◆ STATED PROBLEM
Extract and list every line that contains the word "steel".
++++++++++++++++++++
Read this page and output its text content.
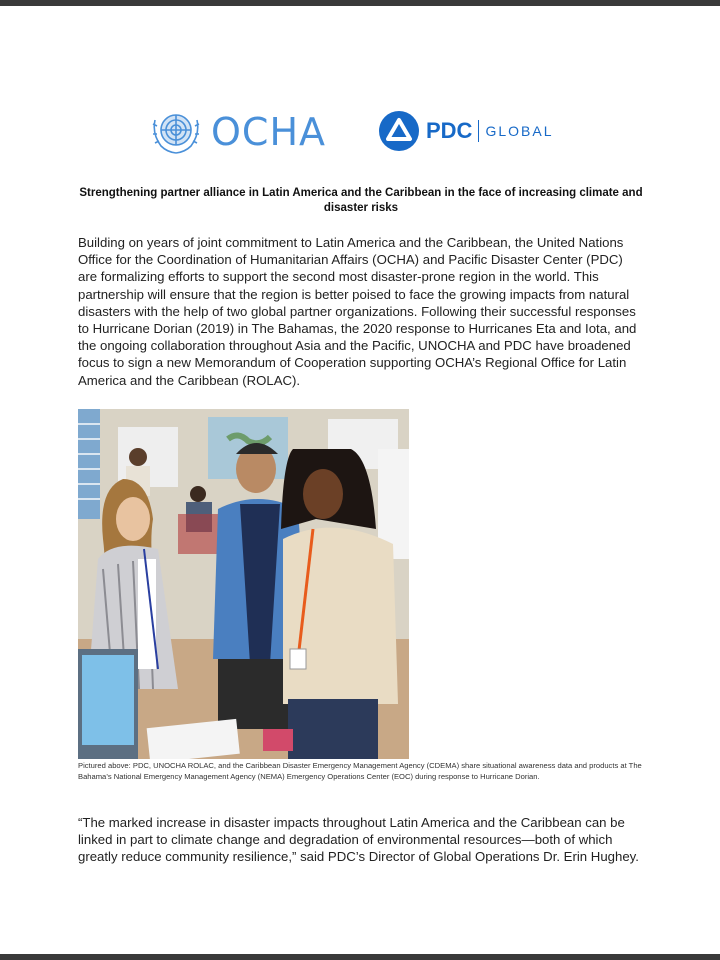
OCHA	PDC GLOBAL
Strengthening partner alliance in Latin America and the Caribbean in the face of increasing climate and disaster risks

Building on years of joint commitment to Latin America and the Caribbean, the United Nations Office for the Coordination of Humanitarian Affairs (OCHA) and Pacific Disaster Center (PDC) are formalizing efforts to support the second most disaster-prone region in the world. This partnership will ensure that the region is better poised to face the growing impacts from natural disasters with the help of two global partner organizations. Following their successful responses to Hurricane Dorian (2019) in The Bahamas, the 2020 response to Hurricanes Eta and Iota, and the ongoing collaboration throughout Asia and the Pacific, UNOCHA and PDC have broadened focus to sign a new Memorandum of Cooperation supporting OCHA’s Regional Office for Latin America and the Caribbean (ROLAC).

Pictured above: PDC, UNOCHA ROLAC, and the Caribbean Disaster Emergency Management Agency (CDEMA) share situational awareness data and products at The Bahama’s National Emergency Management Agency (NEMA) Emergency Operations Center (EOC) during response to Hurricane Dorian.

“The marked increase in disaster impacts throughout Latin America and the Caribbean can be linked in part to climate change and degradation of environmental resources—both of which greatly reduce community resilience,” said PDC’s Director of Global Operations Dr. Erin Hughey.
++++++++++++++++++++
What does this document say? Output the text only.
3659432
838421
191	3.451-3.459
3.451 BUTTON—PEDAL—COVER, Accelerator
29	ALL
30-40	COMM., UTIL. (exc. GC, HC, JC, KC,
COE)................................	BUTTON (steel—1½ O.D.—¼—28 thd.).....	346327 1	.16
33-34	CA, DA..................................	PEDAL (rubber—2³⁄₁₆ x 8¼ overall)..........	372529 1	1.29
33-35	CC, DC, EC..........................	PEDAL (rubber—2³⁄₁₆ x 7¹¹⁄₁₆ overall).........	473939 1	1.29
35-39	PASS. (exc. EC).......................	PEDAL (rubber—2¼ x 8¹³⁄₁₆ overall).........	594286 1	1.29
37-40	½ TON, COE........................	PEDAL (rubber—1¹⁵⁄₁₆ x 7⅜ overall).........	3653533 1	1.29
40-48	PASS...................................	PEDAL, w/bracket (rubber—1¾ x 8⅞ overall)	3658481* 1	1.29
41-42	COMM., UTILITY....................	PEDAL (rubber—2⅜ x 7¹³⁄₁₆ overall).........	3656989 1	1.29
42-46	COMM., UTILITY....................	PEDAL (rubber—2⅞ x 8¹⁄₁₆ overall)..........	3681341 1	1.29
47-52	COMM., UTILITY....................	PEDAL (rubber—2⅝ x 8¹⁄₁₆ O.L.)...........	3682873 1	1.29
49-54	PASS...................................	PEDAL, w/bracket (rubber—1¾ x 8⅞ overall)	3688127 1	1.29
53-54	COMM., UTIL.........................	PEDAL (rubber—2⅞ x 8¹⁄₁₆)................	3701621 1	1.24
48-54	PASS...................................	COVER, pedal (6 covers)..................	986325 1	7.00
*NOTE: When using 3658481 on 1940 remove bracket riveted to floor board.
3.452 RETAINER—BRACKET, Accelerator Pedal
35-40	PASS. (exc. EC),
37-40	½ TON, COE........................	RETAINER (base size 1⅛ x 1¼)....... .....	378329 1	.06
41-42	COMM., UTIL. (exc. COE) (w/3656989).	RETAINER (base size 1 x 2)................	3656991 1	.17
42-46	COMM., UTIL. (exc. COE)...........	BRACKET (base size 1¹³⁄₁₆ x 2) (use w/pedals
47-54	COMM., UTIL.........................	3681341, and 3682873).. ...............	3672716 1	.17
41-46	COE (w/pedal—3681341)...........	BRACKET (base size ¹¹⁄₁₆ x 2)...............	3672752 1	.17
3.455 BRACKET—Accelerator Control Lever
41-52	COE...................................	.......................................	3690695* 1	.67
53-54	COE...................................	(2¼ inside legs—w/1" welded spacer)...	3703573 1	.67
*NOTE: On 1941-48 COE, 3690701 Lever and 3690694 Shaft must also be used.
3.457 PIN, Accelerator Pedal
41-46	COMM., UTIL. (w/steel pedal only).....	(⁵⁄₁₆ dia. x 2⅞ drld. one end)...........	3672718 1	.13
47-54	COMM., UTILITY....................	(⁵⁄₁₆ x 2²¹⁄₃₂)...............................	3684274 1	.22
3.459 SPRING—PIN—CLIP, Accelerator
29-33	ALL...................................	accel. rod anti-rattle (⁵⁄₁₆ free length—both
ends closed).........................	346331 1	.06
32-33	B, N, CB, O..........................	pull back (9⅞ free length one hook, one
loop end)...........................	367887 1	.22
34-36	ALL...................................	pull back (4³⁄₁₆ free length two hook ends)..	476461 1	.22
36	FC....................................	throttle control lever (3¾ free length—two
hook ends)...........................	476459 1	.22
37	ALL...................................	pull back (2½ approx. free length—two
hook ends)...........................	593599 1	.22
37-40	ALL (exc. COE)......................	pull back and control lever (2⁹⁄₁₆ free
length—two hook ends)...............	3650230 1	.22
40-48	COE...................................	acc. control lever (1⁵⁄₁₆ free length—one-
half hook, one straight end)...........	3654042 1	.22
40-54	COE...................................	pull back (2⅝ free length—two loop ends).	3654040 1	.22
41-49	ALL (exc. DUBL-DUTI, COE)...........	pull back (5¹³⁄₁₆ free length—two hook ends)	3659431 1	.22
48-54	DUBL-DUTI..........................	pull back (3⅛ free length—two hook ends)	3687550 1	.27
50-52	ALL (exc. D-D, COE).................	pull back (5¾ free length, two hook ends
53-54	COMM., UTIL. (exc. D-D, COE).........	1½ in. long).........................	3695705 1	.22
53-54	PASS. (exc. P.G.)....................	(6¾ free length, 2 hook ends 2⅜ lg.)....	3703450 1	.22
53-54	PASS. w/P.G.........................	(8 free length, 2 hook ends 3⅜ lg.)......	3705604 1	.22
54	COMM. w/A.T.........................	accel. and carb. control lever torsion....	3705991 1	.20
++++++++++++++++++++
◆ REPLY
COE)................................	BUTTON (steel—1½ O.D.—¼—28 thd.).....	346327 1	.16
41-46	COMM., UTIL. (w/steel pedal only).....	(⁵⁄₁₆ dia. x 2⅞ drld. one end)...........	3672718 1	.13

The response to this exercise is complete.